### ENTRIES

★ ★ ★ ★ ★ ★ ★

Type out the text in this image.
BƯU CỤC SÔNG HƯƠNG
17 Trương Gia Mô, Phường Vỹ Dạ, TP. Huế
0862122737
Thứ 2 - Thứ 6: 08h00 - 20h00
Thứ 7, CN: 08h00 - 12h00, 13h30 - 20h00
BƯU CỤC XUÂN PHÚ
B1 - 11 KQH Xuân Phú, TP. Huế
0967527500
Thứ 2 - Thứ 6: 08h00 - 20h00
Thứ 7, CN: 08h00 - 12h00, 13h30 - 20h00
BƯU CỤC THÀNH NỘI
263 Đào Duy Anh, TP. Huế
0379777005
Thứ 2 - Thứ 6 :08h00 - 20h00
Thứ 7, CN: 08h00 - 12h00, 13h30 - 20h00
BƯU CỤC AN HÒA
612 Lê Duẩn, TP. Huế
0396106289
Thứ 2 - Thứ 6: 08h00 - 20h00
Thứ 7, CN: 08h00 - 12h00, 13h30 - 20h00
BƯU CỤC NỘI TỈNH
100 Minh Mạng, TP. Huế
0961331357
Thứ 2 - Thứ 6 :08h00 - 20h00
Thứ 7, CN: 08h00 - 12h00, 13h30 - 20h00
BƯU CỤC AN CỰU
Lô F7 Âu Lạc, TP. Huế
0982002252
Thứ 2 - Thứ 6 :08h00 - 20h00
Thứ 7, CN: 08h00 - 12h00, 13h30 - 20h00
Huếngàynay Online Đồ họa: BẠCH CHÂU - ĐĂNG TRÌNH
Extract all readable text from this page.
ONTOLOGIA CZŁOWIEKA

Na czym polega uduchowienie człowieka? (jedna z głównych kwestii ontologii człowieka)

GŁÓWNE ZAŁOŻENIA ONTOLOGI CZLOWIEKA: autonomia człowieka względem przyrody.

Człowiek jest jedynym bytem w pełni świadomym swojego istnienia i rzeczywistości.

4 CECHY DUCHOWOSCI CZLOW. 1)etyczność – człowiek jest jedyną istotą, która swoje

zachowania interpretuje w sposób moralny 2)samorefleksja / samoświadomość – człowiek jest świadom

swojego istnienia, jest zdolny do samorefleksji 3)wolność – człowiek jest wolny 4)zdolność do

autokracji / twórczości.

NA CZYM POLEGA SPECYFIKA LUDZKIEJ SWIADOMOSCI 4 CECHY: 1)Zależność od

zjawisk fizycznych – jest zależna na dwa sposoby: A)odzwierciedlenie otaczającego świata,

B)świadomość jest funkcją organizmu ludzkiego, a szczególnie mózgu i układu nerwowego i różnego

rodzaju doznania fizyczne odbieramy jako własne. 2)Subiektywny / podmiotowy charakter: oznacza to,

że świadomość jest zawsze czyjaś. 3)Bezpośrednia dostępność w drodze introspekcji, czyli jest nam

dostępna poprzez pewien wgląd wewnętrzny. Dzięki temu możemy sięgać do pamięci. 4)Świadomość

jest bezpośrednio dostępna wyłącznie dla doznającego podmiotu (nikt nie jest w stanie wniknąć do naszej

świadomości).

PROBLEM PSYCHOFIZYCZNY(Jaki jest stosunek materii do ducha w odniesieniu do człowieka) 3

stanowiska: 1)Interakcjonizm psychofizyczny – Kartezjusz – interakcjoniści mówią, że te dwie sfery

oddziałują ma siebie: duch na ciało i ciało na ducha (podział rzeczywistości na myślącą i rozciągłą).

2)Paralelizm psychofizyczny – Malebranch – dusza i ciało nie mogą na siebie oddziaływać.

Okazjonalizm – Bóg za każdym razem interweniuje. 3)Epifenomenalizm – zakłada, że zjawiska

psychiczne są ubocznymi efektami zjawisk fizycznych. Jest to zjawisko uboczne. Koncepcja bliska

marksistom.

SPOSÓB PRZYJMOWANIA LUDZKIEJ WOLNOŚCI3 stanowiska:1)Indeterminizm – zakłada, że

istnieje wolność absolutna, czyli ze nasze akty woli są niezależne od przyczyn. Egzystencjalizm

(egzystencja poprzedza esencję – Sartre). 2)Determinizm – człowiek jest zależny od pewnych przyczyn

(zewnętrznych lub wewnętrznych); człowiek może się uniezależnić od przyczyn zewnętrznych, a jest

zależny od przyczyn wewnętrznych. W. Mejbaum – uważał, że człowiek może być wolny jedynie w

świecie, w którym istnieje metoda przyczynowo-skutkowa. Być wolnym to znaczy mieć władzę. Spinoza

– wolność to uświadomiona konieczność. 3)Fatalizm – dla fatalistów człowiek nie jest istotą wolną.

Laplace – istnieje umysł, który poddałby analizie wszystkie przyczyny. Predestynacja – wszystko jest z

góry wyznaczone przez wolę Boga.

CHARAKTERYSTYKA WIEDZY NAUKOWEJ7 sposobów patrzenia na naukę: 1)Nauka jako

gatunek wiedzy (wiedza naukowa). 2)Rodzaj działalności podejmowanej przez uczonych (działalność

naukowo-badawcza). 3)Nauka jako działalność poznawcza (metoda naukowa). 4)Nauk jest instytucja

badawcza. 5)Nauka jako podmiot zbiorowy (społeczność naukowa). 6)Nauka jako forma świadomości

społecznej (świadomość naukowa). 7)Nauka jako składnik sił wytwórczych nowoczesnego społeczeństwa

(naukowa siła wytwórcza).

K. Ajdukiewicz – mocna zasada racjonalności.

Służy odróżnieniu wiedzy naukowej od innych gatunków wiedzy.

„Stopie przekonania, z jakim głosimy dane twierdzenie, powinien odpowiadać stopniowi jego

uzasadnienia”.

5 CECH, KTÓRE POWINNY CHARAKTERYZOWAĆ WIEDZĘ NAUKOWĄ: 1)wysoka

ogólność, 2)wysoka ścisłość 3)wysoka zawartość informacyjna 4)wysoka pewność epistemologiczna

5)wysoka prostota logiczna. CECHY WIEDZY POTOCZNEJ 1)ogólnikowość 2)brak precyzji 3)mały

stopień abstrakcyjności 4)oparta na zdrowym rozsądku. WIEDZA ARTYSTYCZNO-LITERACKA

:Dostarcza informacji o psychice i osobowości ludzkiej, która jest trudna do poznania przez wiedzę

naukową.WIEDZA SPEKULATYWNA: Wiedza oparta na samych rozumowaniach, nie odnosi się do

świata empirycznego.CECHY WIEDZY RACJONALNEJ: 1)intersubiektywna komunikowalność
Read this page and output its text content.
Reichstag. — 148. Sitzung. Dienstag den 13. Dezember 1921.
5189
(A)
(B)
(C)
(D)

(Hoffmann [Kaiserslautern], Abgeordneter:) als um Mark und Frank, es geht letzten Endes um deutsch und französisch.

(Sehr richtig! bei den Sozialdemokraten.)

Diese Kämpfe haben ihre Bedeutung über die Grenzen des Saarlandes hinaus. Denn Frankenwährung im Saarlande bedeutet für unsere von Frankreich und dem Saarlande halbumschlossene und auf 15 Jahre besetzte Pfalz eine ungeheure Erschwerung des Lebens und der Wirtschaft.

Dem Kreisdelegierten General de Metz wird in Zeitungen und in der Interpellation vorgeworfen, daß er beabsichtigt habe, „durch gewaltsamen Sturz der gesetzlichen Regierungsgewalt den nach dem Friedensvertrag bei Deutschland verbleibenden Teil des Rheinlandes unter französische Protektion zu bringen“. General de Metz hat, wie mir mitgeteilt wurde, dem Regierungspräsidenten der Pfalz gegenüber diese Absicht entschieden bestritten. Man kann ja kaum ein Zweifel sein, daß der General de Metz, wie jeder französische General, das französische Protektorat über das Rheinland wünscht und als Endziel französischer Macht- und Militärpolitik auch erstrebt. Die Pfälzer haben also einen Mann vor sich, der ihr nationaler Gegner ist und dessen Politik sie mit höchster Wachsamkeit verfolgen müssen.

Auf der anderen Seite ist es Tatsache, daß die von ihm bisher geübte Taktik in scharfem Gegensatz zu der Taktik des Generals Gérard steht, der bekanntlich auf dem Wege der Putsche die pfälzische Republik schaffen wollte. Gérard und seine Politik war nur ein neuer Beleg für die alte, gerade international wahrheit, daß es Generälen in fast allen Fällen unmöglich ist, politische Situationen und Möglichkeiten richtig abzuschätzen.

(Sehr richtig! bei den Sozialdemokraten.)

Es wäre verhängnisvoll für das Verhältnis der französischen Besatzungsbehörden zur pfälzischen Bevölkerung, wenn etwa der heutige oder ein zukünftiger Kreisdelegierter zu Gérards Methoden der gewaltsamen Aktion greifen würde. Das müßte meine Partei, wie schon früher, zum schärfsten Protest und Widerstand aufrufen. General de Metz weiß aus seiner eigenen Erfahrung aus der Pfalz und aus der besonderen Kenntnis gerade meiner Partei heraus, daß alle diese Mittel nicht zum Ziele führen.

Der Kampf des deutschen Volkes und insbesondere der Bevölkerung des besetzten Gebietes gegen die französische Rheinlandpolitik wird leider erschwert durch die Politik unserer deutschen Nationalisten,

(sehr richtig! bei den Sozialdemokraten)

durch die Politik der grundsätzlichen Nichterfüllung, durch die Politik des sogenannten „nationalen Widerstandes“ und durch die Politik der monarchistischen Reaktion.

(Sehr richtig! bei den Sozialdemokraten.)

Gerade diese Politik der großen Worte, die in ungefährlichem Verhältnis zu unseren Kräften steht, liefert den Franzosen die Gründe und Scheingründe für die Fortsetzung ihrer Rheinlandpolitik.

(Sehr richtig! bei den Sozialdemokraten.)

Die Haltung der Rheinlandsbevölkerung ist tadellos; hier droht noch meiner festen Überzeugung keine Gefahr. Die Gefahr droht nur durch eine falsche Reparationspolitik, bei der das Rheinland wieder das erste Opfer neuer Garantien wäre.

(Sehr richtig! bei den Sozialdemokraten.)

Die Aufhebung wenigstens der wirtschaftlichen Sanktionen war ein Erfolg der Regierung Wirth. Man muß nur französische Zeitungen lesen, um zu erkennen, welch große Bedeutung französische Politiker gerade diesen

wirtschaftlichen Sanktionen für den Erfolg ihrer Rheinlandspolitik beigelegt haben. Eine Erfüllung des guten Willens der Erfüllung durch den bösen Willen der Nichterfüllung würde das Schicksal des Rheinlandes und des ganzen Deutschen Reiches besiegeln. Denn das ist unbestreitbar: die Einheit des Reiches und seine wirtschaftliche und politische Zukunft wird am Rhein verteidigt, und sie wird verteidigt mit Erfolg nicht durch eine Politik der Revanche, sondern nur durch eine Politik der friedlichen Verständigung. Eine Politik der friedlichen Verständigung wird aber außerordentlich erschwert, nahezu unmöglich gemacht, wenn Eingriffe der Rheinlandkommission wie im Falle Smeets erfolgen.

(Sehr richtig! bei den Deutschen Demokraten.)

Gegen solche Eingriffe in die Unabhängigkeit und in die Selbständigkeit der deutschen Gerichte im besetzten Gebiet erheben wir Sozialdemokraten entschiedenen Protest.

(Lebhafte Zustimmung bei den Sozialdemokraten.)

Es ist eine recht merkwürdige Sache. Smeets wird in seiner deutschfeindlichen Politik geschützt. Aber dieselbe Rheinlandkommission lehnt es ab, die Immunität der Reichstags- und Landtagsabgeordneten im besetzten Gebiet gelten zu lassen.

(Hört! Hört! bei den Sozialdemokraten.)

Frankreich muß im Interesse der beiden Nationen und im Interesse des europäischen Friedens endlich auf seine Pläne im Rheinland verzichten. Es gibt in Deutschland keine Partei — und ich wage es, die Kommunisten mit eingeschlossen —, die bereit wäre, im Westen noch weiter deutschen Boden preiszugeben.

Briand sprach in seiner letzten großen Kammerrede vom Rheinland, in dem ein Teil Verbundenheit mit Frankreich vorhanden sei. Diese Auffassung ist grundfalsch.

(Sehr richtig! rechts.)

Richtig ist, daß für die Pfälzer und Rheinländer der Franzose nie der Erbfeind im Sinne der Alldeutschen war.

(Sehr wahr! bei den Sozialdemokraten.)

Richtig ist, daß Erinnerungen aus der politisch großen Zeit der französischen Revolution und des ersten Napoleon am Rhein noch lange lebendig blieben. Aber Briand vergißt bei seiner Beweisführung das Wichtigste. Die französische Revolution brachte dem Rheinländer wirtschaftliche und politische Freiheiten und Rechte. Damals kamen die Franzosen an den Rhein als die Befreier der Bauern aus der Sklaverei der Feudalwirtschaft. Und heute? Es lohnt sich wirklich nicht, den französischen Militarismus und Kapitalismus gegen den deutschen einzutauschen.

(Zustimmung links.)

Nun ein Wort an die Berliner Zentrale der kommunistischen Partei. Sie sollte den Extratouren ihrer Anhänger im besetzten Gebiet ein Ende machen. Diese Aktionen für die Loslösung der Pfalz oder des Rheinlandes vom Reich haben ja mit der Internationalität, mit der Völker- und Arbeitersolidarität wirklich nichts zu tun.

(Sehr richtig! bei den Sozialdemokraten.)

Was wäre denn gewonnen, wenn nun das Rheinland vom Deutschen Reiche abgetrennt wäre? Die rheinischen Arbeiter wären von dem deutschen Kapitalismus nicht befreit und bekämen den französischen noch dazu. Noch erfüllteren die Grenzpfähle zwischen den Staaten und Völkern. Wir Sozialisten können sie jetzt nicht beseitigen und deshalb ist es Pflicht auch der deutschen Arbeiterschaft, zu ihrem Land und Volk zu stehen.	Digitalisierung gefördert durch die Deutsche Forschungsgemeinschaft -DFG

★ ★ ★ ★ ★ ★ ★

### AIM OF THE TASK
Whenever "Zeitungen" turns up in a line, pick that line out.

### SOLUTION FOR THIS EXERCISE
Dem Kreisdelegierten General de Metz wird in Zeitungen und in der Interpellation vorgeworfen, daß er beabsichtigt habe, „durch gewaltsamen Sturz der gesetzlichen Regierungsgewalt den nach dem Friedensvertrag bei Deutschland verbleibenden Teil des Rheinlandes unter französische Protektion zu bringen“. General de Metz hat, wie mir mitgeteilt wurde, dem Regierungspräsidenten der Pfalz gegenüber diese Absicht entschieden bestritten. Man kann ja kaum ein Zweifel sein, daß der General de Metz, wie jeder französische General, das französische Protektorat über das Rheinland wünscht und als Endziel französischer Macht- und Militärpolitik auch erstrebt. Die Pfälzer haben also einen Mann vor sich, der ihr nationaler Gegner ist und dessen Politik sie mit höchster Wachsamkeit verfolgen müssen.
Die Aufhebung wenigstens der wirtschaftlichen Sanktionen war ein Erfolg der Regierung Wirth. Man muß nur französische Zeitungen lesen, um zu erkennen, welch große Bedeutung französische Politiker gerade diesen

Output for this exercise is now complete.